Make an exact transcription of the material, leaving out all images.

__________

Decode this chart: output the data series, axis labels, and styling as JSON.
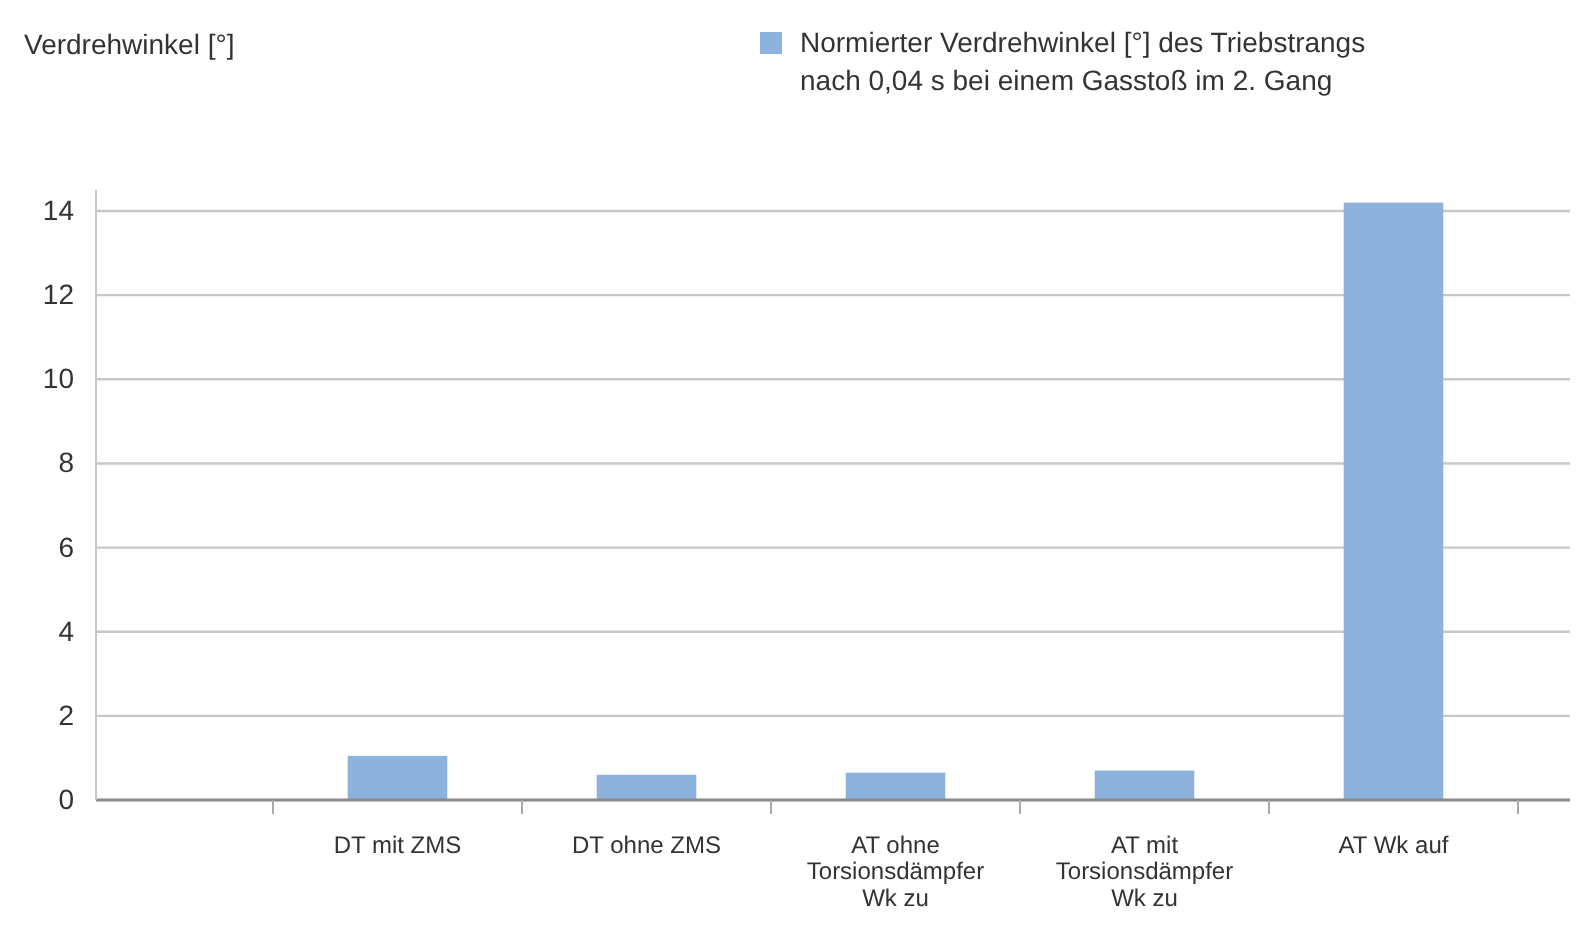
{
  "chart_data": {
    "type": "bar",
    "ylabel": "Verdrehwinkel [°]",
    "categories": [
      null,
      "DT mit ZMS",
      "DT ohne ZMS",
      "AT ohne Torsionsdämpfer Wk zu",
      "AT mit Torsionsdämpfer Wk zu",
      "AT Wk auf"
    ],
    "series": [
      {
        "name": "Normierter Verdrehwinkel [°] des Triebstrangs nach 0,04 s bei einem Gasstoß im 2. Gang",
        "color": "#8db3dc",
        "values": [
          null,
          1.05,
          0.6,
          0.65,
          0.7,
          14.2
        ]
      }
    ],
    "ylim": [
      0,
      14.5
    ],
    "yticks": [
      0,
      2,
      4,
      6,
      8,
      10,
      12,
      14
    ],
    "grid": "y",
    "legend": "top right"
  }
}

__________

Final result:
Decode this chart: output the data series, axis labels, and styling as JSON.
{
  "chart_data": {
    "type": "bar",
    "ylabel": "Verdrehwinkel [°]",
    "categories": [
      null,
      "DT mit ZMS",
      "DT ohne ZMS",
      "AT ohne Torsionsdämpfer Wk zu",
      "AT mit Torsionsdämpfer Wk zu",
      "AT Wk auf"
    ],
    "series": [
      {
        "name": "Normierter Verdrehwinkel [°] des Triebstrangs nach 0,04 s bei einem Gasstoß im 2. Gang",
        "color": "#8db3dc",
        "values": [
          null,
          1.05,
          0.6,
          0.65,
          0.7,
          14.2
        ]
      }
    ],
    "ylim": [
      0,
      14.5
    ],
    "yticks": [
      0,
      2,
      4,
      6,
      8,
      10,
      12,
      14
    ],
    "grid": "y",
    "legend": "top right"
  }
}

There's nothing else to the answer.